> **Exercise prompt**
Print each line exactly as it is given.

- - - - -

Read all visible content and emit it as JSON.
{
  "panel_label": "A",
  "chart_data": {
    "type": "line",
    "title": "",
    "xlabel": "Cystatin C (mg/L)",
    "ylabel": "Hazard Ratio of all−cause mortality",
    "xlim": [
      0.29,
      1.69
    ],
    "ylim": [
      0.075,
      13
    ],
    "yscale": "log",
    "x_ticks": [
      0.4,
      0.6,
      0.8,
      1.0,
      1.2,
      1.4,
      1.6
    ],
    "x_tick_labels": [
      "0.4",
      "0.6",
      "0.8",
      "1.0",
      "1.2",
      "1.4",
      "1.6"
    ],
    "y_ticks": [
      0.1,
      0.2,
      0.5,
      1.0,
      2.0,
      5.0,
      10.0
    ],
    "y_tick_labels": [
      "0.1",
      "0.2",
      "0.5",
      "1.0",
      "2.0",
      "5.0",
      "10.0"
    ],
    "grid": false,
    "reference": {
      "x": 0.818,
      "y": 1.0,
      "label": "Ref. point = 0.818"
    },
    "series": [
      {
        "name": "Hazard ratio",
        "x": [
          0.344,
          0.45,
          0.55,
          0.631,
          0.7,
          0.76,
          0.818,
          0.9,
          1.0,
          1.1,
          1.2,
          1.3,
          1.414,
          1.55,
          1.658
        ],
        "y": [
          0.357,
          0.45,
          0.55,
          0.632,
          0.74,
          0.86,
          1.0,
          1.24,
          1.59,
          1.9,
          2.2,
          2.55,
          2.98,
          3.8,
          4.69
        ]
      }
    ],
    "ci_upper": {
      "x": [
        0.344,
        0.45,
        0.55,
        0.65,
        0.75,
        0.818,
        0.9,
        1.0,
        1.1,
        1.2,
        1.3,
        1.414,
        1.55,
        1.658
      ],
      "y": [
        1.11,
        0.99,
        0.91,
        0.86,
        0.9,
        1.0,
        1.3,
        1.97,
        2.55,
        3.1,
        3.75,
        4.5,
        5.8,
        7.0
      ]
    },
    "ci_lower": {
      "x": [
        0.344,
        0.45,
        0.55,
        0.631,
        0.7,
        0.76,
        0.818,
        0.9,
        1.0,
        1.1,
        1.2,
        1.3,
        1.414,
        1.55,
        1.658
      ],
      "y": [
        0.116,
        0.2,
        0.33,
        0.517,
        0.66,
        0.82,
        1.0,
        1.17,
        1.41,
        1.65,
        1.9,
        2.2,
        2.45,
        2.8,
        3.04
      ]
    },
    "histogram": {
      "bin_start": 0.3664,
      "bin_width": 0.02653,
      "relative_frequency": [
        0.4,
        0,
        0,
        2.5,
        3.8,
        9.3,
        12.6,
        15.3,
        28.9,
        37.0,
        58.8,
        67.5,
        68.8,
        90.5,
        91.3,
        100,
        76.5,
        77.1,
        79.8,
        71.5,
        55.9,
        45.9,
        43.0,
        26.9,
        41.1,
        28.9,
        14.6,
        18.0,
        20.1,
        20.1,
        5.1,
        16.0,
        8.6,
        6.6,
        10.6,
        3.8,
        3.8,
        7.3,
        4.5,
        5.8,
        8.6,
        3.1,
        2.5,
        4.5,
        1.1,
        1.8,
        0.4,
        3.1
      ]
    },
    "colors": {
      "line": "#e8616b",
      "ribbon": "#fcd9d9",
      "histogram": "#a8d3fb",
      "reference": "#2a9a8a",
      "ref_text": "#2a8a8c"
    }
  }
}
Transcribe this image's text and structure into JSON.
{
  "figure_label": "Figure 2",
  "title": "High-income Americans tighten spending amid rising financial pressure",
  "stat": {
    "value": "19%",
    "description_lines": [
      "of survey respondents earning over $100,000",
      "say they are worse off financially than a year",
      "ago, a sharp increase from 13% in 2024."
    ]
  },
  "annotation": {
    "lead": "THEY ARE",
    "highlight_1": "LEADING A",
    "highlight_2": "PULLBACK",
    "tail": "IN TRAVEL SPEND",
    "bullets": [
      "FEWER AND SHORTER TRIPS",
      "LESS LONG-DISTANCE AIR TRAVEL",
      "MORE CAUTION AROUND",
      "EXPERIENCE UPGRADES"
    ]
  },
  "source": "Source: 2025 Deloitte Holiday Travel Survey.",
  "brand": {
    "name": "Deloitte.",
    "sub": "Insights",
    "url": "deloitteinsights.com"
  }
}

- - - - -

> **Correct answer**
Read all visible content and emit it as JSON.
{
  "panel_label": "A",
  "chart_data": {
    "type": "line",
    "title": "",
    "xlabel": "Cystatin C (mg/L)",
    "ylabel": "Hazard Ratio of all−cause mortality",
    "xlim": [
      0.29,
      1.69
    ],
    "ylim": [
      0.075,
      13
    ],
    "yscale": "log",
    "x_ticks": [
      0.4,
      0.6,
      0.8,
      1.0,
      1.2,
      1.4,
      1.6
    ],
    "x_tick_labels": [
      "0.4",
      "0.6",
      "0.8",
      "1.0",
      "1.2",
      "1.4",
      "1.6"
    ],
    "y_ticks": [
      0.1,
      0.2,
      0.5,
      1.0,
      2.0,
      5.0,
      10.0
    ],
    "y_tick_labels": [
      "0.1",
      "0.2",
      "0.5",
      "1.0",
      "2.0",
      "5.0",
      "10.0"
    ],
    "grid": false,
    "reference": {
      "x": 0.818,
      "y": 1.0,
      "label": "Ref. point = 0.818"
    },
    "series": [
      {
        "name": "Hazard ratio",
        "x": [
          0.344,
          0.45,
          0.55,
          0.631,
          0.7,
          0.76,
          0.818,
          0.9,
          1.0,
          1.1,
          1.2,
          1.3,
          1.414,
          1.55,
          1.658
        ],
        "y": [
          0.357,
          0.45,
          0.55,
          0.632,
          0.74,
          0.86,
          1.0,
          1.24,
          1.59,
          1.9,
          2.2,
          2.55,
          2.98,
          3.8,
          4.69
        ]
      }
    ],
    "ci_upper": {
      "x": [
        0.344,
        0.45,
        0.55,
        0.65,
        0.75,
        0.818,
        0.9,
        1.0,
        1.1,
        1.2,
        1.3,
        1.414,
        1.55,
        1.658
      ],
      "y": [
        1.11,
        0.99,
        0.91,
        0.86,
        0.9,
        1.0,
        1.3,
        1.97,
        2.55,
        3.1,
        3.75,
        4.5,
        5.8,
        7.0
      ]
    },
    "ci_lower": {
      "x": [
        0.344,
        0.45,
        0.55,
        0.631,
        0.7,
        0.76,
        0.818,
        0.9,
        1.0,
        1.1,
        1.2,
        1.3,
        1.414,
        1.55,
        1.658
      ],
      "y": [
        0.116,
        0.2,
        0.33,
        0.517,
        0.66,
        0.82,
        1.0,
        1.17,
        1.41,
        1.65,
        1.9,
        2.2,
        2.45,
        2.8,
        3.04
      ]
    },
    "histogram": {
      "bin_start": 0.3664,
      "bin_width": 0.02653,
      "relative_frequency": [
        0.4,
        0,
        0,
        2.5,
        3.8,
        9.3,
        12.6,
        15.3,
        28.9,
        37.0,
        58.8,
        67.5,
        68.8,
        90.5,
        91.3,
        100,
        76.5,
        77.1,
        79.8,
        71.5,
        55.9,
        45.9,
        43.0,
        26.9,
        41.1,
        28.9,
        14.6,
        18.0,
        20.1,
        20.1,
        5.1,
        16.0,
        8.6,
        6.6,
        10.6,
        3.8,
        3.8,
        7.3,
        4.5,
        5.8,
        8.6,
        3.1,
        2.5,
        4.5,
        1.1,
        1.8,
        0.4,
        3.1
      ]
    },
    "colors": {
      "line": "#e8616b",
      "ribbon": "#fcd9d9",
      "histogram": "#a8d3fb",
      "reference": "#2a9a8a",
      "ref_text": "#2a8a8c"
    }
  }
}
Transcribe this image's text and structure into JSON.
{
  "figure_label": "Figure 2",
  "title": "High-income Americans tighten spending amid rising financial pressure",
  "stat": {
    "value": "19%",
    "description_lines": [
      "of survey respondents earning over $100,000",
      "say they are worse off financially than a year",
      "ago, a sharp increase from 13% in 2024."
    ]
  },
  "annotation": {
    "lead": "THEY ARE",
    "highlight_1": "LEADING A",
    "highlight_2": "PULLBACK",
    "tail": "IN TRAVEL SPEND",
    "bullets": [
      "FEWER AND SHORTER TRIPS",
      "LESS LONG-DISTANCE AIR TRAVEL",
      "MORE CAUTION AROUND",
      "EXPERIENCE UPGRADES"
    ]
  },
  "source": "Source: 2025 Deloitte Holiday Travel Survey.",
  "brand": {
    "name": "Deloitte.",
    "sub": "Insights",
    "url": "deloitteinsights.com"
  }
}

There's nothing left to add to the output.